> [Your instructions] Go through the entries below, tally each line with the string "desc", and give the final number by itself.

[start Entries provided]

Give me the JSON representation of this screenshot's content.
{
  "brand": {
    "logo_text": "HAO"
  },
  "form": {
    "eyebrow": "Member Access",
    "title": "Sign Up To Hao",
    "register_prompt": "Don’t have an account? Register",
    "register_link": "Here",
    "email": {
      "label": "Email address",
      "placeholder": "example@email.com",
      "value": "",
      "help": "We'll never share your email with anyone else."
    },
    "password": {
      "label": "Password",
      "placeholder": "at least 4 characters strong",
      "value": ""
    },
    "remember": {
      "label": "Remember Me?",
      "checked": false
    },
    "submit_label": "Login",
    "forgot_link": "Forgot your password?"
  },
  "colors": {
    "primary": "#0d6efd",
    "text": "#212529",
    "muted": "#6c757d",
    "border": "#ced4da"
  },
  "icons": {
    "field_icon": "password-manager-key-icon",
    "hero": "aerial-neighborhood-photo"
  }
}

[end Entries provided]
[start Entries provided]

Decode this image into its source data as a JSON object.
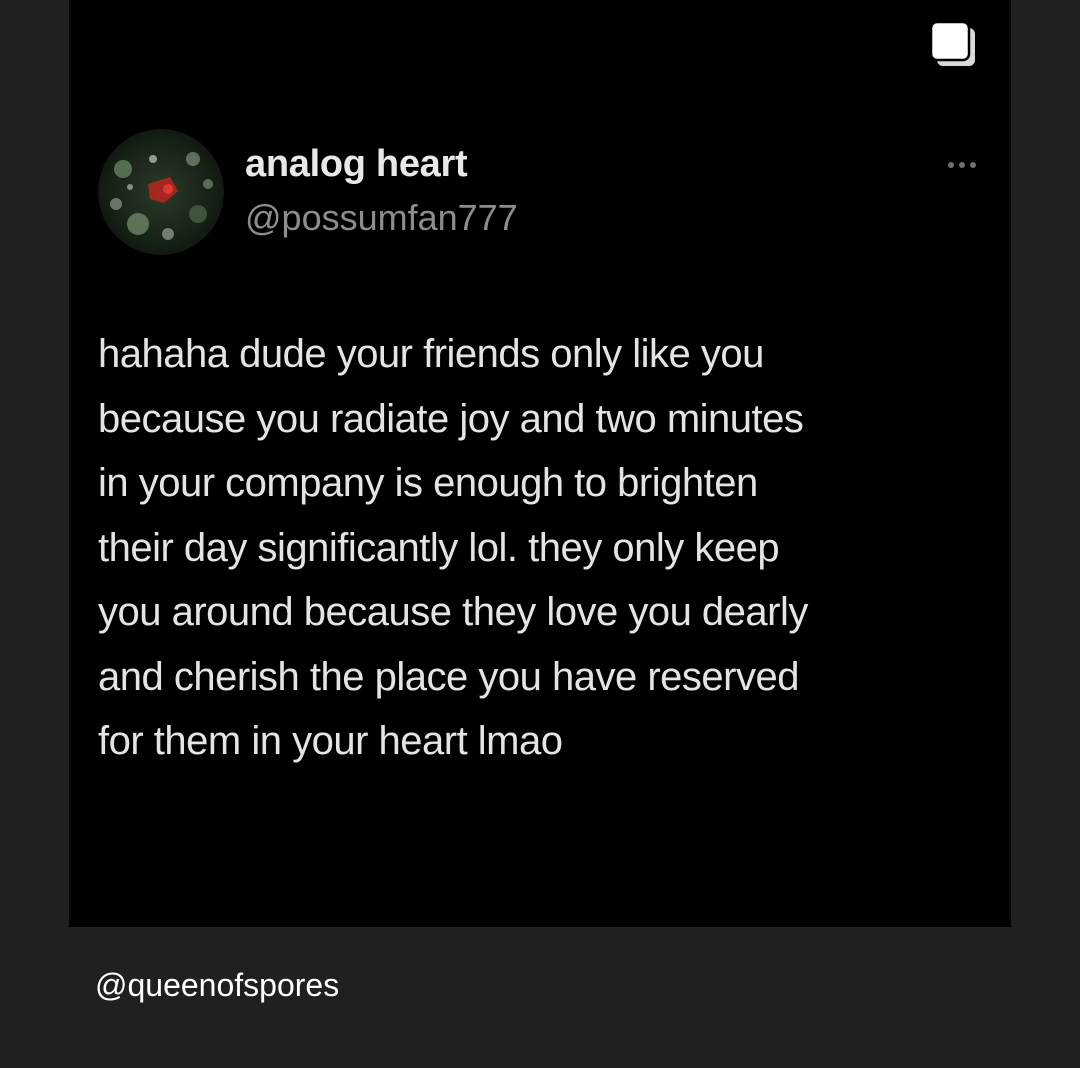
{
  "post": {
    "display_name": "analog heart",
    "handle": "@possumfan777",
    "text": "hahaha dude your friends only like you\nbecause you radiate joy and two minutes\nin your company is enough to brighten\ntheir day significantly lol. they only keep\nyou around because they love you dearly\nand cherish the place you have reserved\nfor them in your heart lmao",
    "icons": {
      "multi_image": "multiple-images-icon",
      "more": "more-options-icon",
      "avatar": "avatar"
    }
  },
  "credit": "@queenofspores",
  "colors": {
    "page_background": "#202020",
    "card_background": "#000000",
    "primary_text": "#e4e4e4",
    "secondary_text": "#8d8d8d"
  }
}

[end Entries provided]
[start Entries provided]

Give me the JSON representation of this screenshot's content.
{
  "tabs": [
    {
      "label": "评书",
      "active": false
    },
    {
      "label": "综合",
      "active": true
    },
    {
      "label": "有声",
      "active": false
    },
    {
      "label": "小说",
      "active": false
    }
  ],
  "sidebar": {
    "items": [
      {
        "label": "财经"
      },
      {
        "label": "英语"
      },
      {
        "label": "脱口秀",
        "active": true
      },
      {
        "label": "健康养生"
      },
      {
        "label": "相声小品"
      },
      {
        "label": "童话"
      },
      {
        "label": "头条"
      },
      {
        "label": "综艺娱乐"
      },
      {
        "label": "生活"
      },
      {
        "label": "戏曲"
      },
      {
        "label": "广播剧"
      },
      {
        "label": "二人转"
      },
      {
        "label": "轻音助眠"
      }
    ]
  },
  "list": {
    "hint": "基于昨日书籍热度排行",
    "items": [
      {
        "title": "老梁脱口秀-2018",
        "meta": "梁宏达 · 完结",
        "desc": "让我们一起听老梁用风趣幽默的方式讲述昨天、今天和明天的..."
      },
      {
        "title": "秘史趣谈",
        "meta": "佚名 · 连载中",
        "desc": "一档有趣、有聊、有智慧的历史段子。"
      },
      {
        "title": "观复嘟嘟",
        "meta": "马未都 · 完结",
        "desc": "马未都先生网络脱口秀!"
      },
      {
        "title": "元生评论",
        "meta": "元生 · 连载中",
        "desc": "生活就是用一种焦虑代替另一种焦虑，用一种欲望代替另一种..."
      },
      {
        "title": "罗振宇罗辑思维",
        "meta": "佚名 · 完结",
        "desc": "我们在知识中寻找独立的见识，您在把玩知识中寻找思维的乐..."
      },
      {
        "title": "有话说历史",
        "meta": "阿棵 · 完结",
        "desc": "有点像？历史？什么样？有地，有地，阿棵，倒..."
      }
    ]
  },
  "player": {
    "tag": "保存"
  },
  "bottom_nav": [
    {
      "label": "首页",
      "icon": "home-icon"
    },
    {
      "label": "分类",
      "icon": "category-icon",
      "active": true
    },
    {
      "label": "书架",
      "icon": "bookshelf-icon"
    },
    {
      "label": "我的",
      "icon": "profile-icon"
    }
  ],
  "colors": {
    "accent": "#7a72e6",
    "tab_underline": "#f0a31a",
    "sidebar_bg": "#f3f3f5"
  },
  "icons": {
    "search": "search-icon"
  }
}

[end Entries provided]

> [In response] 6